SET TASK => In the extract on adverse possession, which case does this Court in Revamma say can be considered to understand the true nature of adverse possession?

** BEGIN SELECTED EXTRACT **

35. A person pleading adverse possession has no equities in his favour since he is trying to defeat the rights of the true owner. It is for him to clearly plead and establish all facts necessary to establish adverse possession. Though we got this law of adverse possession from the British, it is important to note that these days English Courts are taking a very negative view towards the law of adverse possession. The English law was amended and changed substantially to reflect these changes, particularly in light of the view that property is a human right adopted by the European Commission. 

This Court in Revamma (supra) observed that to understand the true nature of adverse possession, Fairweather v. St Marylebone Property Co [1962] 2 WLR 1020 : [1962] 2 All ER 288 can be considered where House of Lords referring to Taylor v. Twinberrow [1930] 2 K.B. 16 termed adverse possession as a negative and consequential right effected only because somebody else's positive right to access the court is barred by operation of law. 

As against the rights of the paper-owner, in the context of adverse possession, there evolves a set of competing rights in favour of the adverse possessor who has, for a long period of time, cared for the land, developed it, as against the owner of the property who has ignored the property.

** END SELECTED EXTRACT **
** BEGIN INFORMATION SHOWN **

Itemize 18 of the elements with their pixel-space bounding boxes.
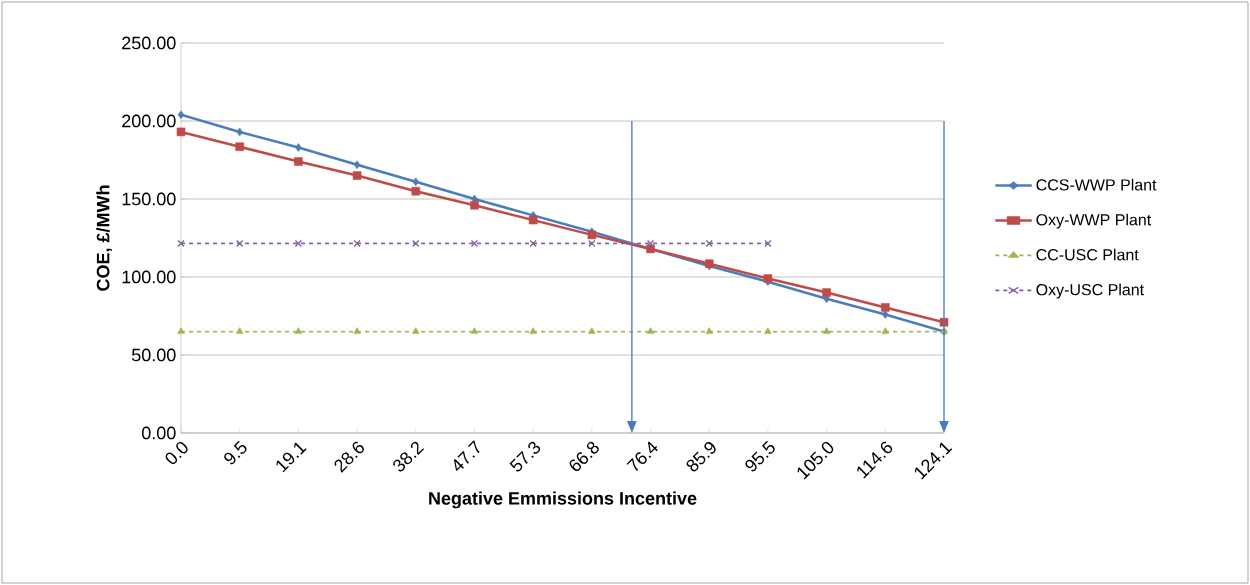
- x-tick-label: 76.4: [626, 441, 658, 472]
- x-tick-label: 9.5: [224, 440, 247, 465]
- x-axis-title: Negative Emmissions Incentive: [429, 491, 697, 509]
- legend-label: Oxy-WWP Plant: [1036, 213, 1152, 229]
- y-tick-label: 200.00: [122, 114, 176, 128]
- y-tick-label: 100.00: [122, 270, 176, 284]
- y-tick-label: 250.00: [122, 36, 176, 50]
- y-tick-label: 50.00: [131, 348, 176, 362]
- y-axis-title: COE, £/MWh: [96, 185, 113, 291]
- legend-label: CCS-WWP Plant: [1036, 178, 1157, 191]
- x-tick-label: 85.9: [686, 442, 716, 472]
- x-tick-label: 0.0: [165, 441, 188, 465]
- y-tick-label: 0.00: [141, 426, 176, 440]
- x-tick-label: 19.1: [276, 442, 307, 473]
- x-tick-label: 66.8: [569, 441, 599, 471]
- legend-label: Oxy-USC Plant: [1036, 283, 1144, 299]
- legend-label: CC-USC Plant: [1036, 248, 1139, 261]
- y-tick-label: 150.00: [122, 192, 176, 206]
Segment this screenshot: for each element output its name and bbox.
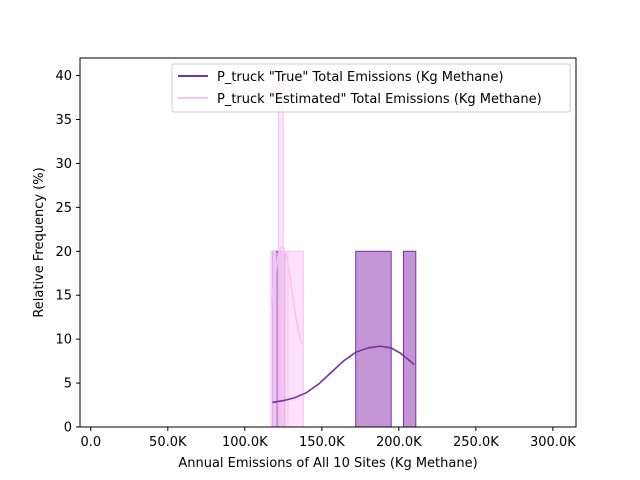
y-tick-label: 20 bbox=[55, 245, 72, 260]
kde-curve-true bbox=[272, 345, 415, 404]
x-axis-label: Annual Emissions of All 10 Sites (Kg Met… bbox=[178, 456, 477, 471]
legend-label-true: P_truck "True" Total Emissions (Kg Metha… bbox=[217, 70, 504, 85]
y-tick-label: 10 bbox=[55, 333, 72, 348]
histogram-bar bbox=[355, 250, 392, 428]
y-axis-ticks: 0 5 10 15 20 25 30 35 40 bbox=[55, 69, 80, 436]
legend-box bbox=[171, 63, 571, 113]
y-tick-label: 35 bbox=[55, 113, 72, 128]
y-tick-label: 40 bbox=[55, 69, 72, 84]
y-tick-label: 0 bbox=[64, 421, 72, 436]
kde-curves bbox=[270, 245, 415, 404]
x-tick-label: 200.0K bbox=[376, 435, 422, 450]
x-tick-label: 250.0K bbox=[453, 435, 499, 450]
kde-curve-estimated bbox=[270, 245, 303, 344]
histogram-bars bbox=[270, 75, 417, 428]
histogram-bar bbox=[402, 250, 417, 428]
legend: P_truck "True" Total Emissions (Kg Metha… bbox=[171, 63, 571, 113]
x-tick-label: 50.0K bbox=[149, 435, 187, 450]
y-axis-label: Relative Frequency (%) bbox=[32, 167, 47, 317]
x-tick-label: 300.0K bbox=[530, 435, 576, 450]
x-tick-label: 150.0K bbox=[299, 435, 345, 450]
x-tick-label: 0.0 bbox=[80, 435, 101, 450]
x-tick-label: 100.0K bbox=[222, 435, 268, 450]
plot-frame bbox=[79, 57, 577, 428]
y-tick-label: 30 bbox=[55, 157, 72, 172]
x-axis-ticks: 0.0 50.0K 100.0K 150.0K 200.0K 250.0K 300.0K bbox=[80, 427, 576, 450]
y-tick-label: 25 bbox=[55, 201, 72, 216]
y-tick-label: 15 bbox=[55, 289, 72, 304]
y-tick-label: 5 bbox=[64, 377, 72, 392]
legend-label-estimated: P_truck "Estimated" Total Emissions (Kg … bbox=[217, 92, 542, 107]
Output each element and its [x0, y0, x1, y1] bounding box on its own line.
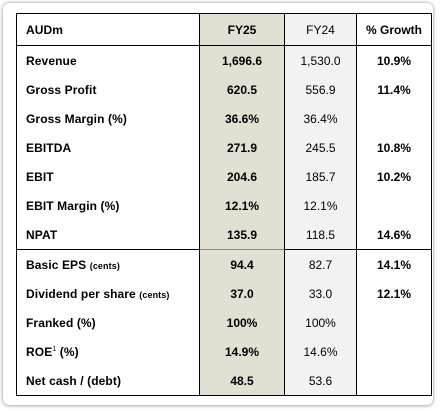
header-previous-year: FY24	[284, 13, 357, 46]
row-previous-value: 185.7	[284, 162, 357, 191]
row-current-value: 36.6%	[199, 104, 285, 133]
table-row-npat: NPAT 135.9 118.5 14.6%	[16, 220, 432, 250]
footnote-marker: 1	[52, 345, 57, 353]
row-label: Gross Profit	[16, 75, 200, 104]
table-row-gross-profit: Gross Profit 620.5 556.9 11.4%	[16, 75, 432, 104]
row-current-value: 48.5	[199, 366, 285, 396]
row-label: ROE1 (%)	[16, 337, 200, 366]
row-current-value: 204.6	[199, 162, 285, 191]
row-current-value: 1,696.6	[199, 45, 285, 75]
row-label-text: ROE	[26, 344, 53, 359]
row-current-value: 271.9	[199, 133, 285, 162]
row-label-text: NPAT	[26, 227, 58, 242]
row-growth-value: 10.8%	[356, 133, 432, 162]
row-previous-value: 118.5	[284, 220, 357, 250]
row-previous-value: 82.7	[284, 249, 357, 279]
row-label-text: Revenue	[26, 53, 77, 68]
row-current-value: 14.9%	[199, 337, 285, 366]
header-current-year: FY25	[199, 13, 285, 46]
row-growth-value	[356, 191, 432, 220]
row-current-value: 135.9	[199, 220, 285, 250]
row-label: EBIT	[16, 162, 200, 191]
row-previous-value: 556.9	[284, 75, 357, 104]
financial-results-table: AUDm FY25 FY24 % Growth Revenue 1,696.6 …	[16, 13, 432, 396]
row-growth-value	[356, 104, 432, 133]
row-current-value: 37.0	[199, 279, 285, 308]
row-previous-value: 245.5	[284, 133, 357, 162]
table-row-ebit: EBIT 204.6 185.7 10.2%	[16, 162, 432, 191]
row-label-note: (cents)	[89, 260, 120, 271]
table-row-ebit-margin: EBIT Margin (%) 12.1% 12.1%	[16, 191, 432, 220]
row-growth-value: 10.9%	[356, 45, 432, 75]
row-label-text: EBIT	[26, 169, 54, 184]
table-row-franked: Franked (%) 100% 100%	[16, 308, 432, 337]
table-row-ebitda: EBITDA 271.9 245.5 10.8%	[16, 133, 432, 162]
row-current-value: 620.5	[199, 75, 285, 104]
header-label: AUDm	[16, 13, 200, 46]
row-current-value: 100%	[199, 308, 285, 337]
row-label-note: (cents)	[139, 289, 170, 300]
row-growth-value: 14.6%	[356, 220, 432, 250]
row-label: Gross Margin (%)	[16, 104, 200, 133]
row-label: Franked (%)	[16, 308, 200, 337]
row-label: Net cash / (debt)	[16, 366, 200, 396]
row-label: EBIT Margin (%)	[16, 191, 200, 220]
row-label: Revenue	[16, 45, 200, 75]
row-label-text: Gross Margin (%)	[26, 111, 127, 126]
table-row-net-cash: Net cash / (debt) 48.5 53.6	[16, 366, 432, 396]
row-label: NPAT	[16, 220, 200, 250]
row-growth-value: 11.4%	[356, 75, 432, 104]
row-previous-value: 14.6%	[284, 337, 357, 366]
row-label-text: Net cash / (debt)	[26, 373, 122, 388]
header-growth: % Growth	[356, 13, 432, 46]
table-row-gross-margin: Gross Margin (%) 36.6% 36.4%	[16, 104, 432, 133]
row-label-text: Dividend per share	[26, 286, 136, 301]
row-previous-value: 12.1%	[284, 191, 357, 220]
row-label: EBITDA	[16, 133, 200, 162]
row-growth-value	[356, 308, 432, 337]
row-growth-value	[356, 366, 432, 396]
row-previous-value: 33.0	[284, 279, 357, 308]
row-label-text: Basic EPS	[26, 257, 87, 272]
row-previous-value: 100%	[284, 308, 357, 337]
table-row-roe: ROE1 (%) 14.9% 14.6%	[16, 337, 432, 366]
row-growth-value	[356, 337, 432, 366]
row-previous-value: 36.4%	[284, 104, 357, 133]
table-row-basic-eps: Basic EPS (cents) 94.4 82.7 14.1%	[16, 249, 432, 279]
results-card: AUDm FY25 FY24 % Growth Revenue 1,696.6 …	[3, 3, 433, 405]
row-label-text: EBITDA	[26, 140, 72, 155]
row-growth-value: 14.1%	[356, 249, 432, 279]
row-label-text: Franked (%)	[26, 315, 96, 330]
table-row-revenue: Revenue 1,696.6 1,530.0 10.9%	[16, 45, 432, 75]
row-previous-value: 53.6	[284, 366, 357, 396]
table-header-row: AUDm FY25 FY24 % Growth	[16, 13, 432, 46]
row-label-text: EBIT Margin (%)	[26, 198, 120, 213]
row-label: Dividend per share (cents)	[16, 279, 200, 308]
row-growth-value: 12.1%	[356, 279, 432, 308]
row-previous-value: 1,530.0	[284, 45, 357, 75]
row-label: Basic EPS (cents)	[16, 249, 200, 279]
row-label-text: Gross Profit	[26, 82, 97, 97]
table-row-dividend-per-share: Dividend per share (cents) 37.0 33.0 12.…	[16, 279, 432, 308]
row-label-suffix: (%)	[59, 344, 79, 359]
row-current-value: 12.1%	[199, 191, 285, 220]
row-growth-value: 10.2%	[356, 162, 432, 191]
row-current-value: 94.4	[199, 249, 285, 279]
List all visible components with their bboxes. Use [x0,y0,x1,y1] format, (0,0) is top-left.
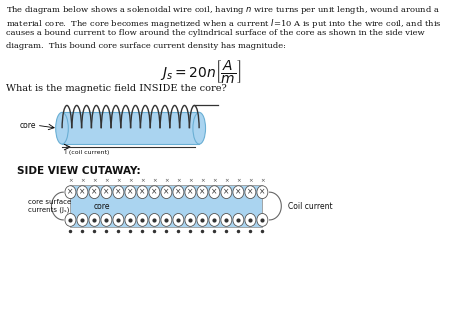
Circle shape [185,186,196,199]
Ellipse shape [193,112,206,144]
Text: What is the magnetic field INSIDE the core?: What is the magnetic field INSIDE the co… [6,84,227,93]
Text: ×: × [188,178,193,183]
Text: ×: × [212,178,217,183]
Text: ×: × [175,188,182,197]
Circle shape [137,213,148,226]
Circle shape [101,186,112,199]
Text: ×: × [103,188,109,197]
Circle shape [173,186,184,199]
Circle shape [245,186,256,199]
Circle shape [101,213,112,226]
Text: Coil current: Coil current [288,202,332,211]
Circle shape [137,186,148,199]
Circle shape [197,213,208,226]
Circle shape [185,213,196,226]
Text: $J_s = 20n\left[\dfrac{A}{m}\right]$: $J_s = 20n\left[\dfrac{A}{m}\right]$ [160,58,241,85]
Text: ×: × [128,178,133,183]
Text: ×: × [200,178,205,183]
Text: ×: × [224,178,228,183]
Circle shape [113,186,124,199]
Text: causes a bound current to flow around the cylindrical surface of the core as sho: causes a bound current to flow around th… [6,29,424,37]
Text: ×: × [164,178,169,183]
Text: ×: × [151,188,157,197]
Text: ×: × [140,178,145,183]
Circle shape [89,213,100,226]
Text: ×: × [235,188,242,197]
Text: core: core [94,202,110,211]
Circle shape [221,186,232,199]
Circle shape [233,186,244,199]
Text: ×: × [92,178,97,183]
Text: ×: × [68,178,73,183]
Text: ×: × [187,188,193,197]
Circle shape [209,213,220,226]
Circle shape [149,186,160,199]
Text: ×: × [127,188,134,197]
Bar [62,112,199,144]
Text: ×: × [80,178,85,183]
Circle shape [257,213,268,226]
Circle shape [197,186,208,199]
Text: ×: × [67,188,73,197]
Text: ×: × [91,188,98,197]
Circle shape [209,186,220,199]
Circle shape [65,213,76,226]
Circle shape [77,186,88,199]
Circle shape [125,186,136,199]
Circle shape [89,186,100,199]
Circle shape [221,213,232,226]
Text: ×: × [247,188,254,197]
Text: ×: × [79,188,86,197]
Text: ×: × [104,178,109,183]
Text: ×: × [223,188,229,197]
Text: ×: × [115,188,122,197]
Text: ×: × [259,188,265,197]
Text: diagram.  This bound core surface current density has magnitude:: diagram. This bound core surface current… [6,42,286,49]
Text: ×: × [236,178,241,183]
Text: SIDE VIEW CUTAWAY:: SIDE VIEW CUTAWAY: [17,166,140,176]
Circle shape [245,213,256,226]
Text: ×: × [163,188,170,197]
Text: ×: × [248,178,253,183]
Text: ×: × [211,188,218,197]
Circle shape [161,213,172,226]
Circle shape [77,213,88,226]
Bar [71,185,263,227]
Text: ×: × [152,178,157,183]
Text: material core.  The core becomes magnetized when a current $I$=10 A is put into : material core. The core becomes magnetiz… [6,17,441,30]
Circle shape [233,213,244,226]
Ellipse shape [55,112,68,144]
Text: core: core [20,121,36,130]
Circle shape [161,186,172,199]
Text: ×: × [116,178,121,183]
Text: ×: × [139,188,146,197]
Text: ×: × [260,178,264,183]
Circle shape [149,213,160,226]
Circle shape [65,186,76,199]
Text: The diagram below shows a solenoidal wire coil, having $n$ wire turns per unit l: The diagram below shows a solenoidal wir… [6,4,439,16]
Text: ×: × [199,188,206,197]
Text: core surface
currents (Jₛ): core surface currents (Jₛ) [28,199,72,213]
Circle shape [173,213,184,226]
Circle shape [125,213,136,226]
Text: I (coil current): I (coil current) [65,150,110,155]
Circle shape [113,213,124,226]
Text: ×: × [176,178,181,183]
Circle shape [257,186,268,199]
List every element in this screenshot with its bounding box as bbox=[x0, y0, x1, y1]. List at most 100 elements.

** END INFORMATION SHOWN **

FINAL ANSWER => Fairweather v. St Marylebone Property Co [1962] 2 WLR 1020 : [1962] 2 All ER 288.